— EXERCISE GOAL —
Search the records for the word "JSON" and report each line that has it.

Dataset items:
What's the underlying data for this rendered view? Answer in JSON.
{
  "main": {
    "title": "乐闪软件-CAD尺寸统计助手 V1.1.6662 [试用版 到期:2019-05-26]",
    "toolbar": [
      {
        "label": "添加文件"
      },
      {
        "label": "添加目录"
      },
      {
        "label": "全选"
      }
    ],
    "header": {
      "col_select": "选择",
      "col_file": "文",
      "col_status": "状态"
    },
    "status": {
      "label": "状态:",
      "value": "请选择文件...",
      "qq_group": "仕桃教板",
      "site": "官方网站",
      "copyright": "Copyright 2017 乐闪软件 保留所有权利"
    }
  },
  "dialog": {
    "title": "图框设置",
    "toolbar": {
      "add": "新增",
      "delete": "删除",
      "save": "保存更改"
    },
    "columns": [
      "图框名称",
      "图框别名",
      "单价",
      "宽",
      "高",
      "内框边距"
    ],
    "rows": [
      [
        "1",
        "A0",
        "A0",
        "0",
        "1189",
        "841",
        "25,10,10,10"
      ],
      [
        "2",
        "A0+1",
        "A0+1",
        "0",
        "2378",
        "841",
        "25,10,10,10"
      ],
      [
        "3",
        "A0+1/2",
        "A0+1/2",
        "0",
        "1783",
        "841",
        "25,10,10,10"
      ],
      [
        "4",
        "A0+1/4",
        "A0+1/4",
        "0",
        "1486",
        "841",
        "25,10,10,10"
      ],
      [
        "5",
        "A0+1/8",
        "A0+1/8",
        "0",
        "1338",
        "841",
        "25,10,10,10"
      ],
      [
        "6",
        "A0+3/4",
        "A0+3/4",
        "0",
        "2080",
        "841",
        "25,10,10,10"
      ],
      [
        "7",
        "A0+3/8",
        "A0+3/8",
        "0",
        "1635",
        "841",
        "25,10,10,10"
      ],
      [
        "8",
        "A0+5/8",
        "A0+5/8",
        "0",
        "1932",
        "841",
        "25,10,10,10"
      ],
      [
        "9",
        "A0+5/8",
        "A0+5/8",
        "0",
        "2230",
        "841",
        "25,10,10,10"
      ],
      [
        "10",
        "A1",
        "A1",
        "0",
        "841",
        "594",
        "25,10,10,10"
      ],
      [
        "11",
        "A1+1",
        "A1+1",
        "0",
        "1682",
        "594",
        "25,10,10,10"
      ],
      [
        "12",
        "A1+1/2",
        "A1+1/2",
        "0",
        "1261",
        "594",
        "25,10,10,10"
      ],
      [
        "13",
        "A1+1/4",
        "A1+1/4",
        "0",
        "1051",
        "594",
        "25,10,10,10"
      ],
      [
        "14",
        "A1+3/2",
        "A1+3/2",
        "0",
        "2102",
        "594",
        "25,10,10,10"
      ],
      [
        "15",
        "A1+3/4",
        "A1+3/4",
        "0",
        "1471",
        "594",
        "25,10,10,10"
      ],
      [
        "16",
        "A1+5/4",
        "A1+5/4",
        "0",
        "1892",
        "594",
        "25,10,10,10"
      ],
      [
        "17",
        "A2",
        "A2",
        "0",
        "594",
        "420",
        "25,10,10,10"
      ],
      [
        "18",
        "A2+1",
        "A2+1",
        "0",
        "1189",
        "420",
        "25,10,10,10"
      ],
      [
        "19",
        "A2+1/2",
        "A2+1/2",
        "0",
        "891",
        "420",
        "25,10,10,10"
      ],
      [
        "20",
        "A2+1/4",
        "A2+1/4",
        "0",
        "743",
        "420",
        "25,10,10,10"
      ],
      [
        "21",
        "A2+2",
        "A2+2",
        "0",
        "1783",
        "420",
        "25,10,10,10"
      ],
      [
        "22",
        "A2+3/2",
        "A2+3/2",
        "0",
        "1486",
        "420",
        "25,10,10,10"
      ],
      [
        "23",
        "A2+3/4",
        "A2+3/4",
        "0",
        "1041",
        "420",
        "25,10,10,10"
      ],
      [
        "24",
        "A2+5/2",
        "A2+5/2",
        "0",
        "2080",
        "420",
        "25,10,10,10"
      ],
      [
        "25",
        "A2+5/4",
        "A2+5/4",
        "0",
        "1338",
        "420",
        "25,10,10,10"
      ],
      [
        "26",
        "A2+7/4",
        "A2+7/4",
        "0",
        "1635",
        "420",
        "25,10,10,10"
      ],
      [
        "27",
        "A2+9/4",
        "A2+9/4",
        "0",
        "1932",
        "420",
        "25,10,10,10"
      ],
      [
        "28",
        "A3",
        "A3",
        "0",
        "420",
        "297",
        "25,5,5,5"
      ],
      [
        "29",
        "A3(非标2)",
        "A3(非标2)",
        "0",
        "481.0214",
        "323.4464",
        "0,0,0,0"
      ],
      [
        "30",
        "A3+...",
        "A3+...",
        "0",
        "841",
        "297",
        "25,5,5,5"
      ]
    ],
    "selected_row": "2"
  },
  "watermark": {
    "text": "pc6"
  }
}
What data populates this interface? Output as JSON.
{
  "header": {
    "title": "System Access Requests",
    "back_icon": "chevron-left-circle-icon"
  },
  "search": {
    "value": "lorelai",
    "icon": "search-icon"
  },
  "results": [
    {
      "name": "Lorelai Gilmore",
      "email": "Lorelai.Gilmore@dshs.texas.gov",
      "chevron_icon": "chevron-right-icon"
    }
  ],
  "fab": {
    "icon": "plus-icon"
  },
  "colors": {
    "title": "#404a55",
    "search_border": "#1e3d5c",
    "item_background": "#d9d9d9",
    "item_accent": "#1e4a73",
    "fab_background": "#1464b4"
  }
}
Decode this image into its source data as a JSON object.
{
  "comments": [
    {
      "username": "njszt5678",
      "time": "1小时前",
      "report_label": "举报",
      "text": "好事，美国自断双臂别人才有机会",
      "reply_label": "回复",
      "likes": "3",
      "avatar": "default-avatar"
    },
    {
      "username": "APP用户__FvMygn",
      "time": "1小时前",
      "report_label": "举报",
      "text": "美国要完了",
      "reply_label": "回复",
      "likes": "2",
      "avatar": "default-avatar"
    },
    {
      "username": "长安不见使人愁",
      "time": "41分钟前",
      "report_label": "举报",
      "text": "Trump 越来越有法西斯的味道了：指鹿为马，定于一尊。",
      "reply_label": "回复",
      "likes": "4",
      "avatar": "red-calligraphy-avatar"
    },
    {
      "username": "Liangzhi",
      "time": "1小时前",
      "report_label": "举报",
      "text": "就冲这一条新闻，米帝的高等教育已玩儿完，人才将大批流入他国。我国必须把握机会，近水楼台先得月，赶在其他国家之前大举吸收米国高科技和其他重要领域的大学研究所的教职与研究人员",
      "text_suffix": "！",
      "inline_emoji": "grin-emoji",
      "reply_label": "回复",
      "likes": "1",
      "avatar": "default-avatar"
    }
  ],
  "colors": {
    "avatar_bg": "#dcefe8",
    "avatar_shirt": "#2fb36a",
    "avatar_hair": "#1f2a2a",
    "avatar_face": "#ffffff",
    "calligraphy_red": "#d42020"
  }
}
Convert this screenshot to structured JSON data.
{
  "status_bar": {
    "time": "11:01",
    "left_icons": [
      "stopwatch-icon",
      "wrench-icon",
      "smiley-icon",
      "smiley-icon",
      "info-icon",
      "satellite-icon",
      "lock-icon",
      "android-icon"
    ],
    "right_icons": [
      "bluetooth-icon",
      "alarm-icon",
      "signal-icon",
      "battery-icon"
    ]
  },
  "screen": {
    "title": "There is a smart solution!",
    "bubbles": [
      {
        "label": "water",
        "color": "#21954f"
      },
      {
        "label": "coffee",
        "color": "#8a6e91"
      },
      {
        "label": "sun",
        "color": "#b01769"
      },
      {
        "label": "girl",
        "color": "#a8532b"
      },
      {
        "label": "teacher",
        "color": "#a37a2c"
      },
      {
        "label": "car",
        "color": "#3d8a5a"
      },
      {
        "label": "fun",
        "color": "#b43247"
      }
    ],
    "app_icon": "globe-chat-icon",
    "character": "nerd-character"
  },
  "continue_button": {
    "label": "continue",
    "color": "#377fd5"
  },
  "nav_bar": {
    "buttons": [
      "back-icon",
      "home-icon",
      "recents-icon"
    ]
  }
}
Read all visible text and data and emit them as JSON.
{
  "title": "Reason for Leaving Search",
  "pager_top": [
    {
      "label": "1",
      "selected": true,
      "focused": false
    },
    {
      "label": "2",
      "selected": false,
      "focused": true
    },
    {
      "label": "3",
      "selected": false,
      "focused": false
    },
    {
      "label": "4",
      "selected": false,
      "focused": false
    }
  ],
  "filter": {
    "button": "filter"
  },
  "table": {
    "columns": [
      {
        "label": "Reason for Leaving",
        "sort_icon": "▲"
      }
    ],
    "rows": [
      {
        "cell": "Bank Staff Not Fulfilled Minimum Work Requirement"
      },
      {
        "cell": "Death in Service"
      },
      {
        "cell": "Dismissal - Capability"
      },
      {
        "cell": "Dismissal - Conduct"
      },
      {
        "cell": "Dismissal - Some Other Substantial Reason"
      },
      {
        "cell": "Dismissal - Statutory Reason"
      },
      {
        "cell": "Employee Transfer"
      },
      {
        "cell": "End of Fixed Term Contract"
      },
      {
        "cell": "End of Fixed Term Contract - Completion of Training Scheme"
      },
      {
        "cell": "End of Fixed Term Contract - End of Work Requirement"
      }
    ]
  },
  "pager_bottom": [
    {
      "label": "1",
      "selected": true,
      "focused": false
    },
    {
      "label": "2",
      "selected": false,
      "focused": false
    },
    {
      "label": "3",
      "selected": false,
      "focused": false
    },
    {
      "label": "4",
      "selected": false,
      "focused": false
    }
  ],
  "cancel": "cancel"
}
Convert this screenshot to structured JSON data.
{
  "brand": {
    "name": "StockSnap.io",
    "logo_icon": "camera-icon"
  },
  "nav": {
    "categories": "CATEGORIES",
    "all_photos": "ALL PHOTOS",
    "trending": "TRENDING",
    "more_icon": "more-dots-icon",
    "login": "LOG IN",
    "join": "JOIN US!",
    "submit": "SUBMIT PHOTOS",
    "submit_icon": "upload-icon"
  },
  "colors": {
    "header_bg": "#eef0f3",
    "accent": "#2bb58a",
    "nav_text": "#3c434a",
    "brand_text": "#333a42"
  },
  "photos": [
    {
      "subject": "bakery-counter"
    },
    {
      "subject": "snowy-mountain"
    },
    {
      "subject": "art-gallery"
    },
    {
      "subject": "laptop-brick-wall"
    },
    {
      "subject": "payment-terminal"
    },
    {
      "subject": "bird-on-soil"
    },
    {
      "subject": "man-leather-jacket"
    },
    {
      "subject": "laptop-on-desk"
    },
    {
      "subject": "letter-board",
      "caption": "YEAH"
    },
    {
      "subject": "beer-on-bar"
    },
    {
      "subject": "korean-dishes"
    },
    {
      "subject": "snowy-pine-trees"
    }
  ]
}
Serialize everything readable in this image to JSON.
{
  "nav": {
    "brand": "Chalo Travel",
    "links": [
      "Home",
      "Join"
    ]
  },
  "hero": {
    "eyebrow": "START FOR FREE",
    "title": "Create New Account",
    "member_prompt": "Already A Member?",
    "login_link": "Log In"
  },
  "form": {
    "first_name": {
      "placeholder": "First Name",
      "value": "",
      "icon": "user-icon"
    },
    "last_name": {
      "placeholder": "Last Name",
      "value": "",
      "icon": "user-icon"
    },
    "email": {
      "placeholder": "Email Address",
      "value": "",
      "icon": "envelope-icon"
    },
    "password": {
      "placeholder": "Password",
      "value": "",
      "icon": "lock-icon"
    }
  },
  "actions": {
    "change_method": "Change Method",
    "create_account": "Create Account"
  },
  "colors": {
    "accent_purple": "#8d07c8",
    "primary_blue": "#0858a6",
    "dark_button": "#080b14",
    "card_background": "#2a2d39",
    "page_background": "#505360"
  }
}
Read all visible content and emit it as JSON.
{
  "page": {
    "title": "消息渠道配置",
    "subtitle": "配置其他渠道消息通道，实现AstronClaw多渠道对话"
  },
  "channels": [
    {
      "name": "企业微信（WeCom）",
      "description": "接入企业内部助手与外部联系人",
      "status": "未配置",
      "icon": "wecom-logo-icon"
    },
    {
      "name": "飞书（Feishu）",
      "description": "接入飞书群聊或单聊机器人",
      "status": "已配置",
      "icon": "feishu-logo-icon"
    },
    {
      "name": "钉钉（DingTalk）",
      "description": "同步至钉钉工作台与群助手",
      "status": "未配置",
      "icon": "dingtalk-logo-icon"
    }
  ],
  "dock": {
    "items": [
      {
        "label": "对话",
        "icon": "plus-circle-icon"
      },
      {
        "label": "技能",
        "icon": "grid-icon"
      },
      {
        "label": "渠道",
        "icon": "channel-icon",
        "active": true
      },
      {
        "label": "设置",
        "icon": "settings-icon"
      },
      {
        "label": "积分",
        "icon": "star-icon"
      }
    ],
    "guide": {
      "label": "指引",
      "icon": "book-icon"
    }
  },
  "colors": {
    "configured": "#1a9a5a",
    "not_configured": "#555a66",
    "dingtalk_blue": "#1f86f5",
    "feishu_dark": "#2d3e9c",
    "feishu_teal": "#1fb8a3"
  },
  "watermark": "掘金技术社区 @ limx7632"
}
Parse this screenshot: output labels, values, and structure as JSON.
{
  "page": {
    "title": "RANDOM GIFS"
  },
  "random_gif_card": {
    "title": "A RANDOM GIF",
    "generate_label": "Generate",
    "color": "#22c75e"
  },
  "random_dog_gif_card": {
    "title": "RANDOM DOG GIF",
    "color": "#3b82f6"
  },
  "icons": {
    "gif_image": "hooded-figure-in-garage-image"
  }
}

— RESULT —
What's the underlying data for this rendered view? Answer in JSON.
What data populates this interface? Output as JSON.
Decode this image into its source data as a JSON object.
Convert this screenshot to structured JSON data.
Read all visible text and data and emit them as JSON.
Convert this screenshot to structured JSON data.
Serialize everything readable in this image to JSON.
Read all visible content and emit it as JSON.
Parse this screenshot: output labels, values, and structure as JSON.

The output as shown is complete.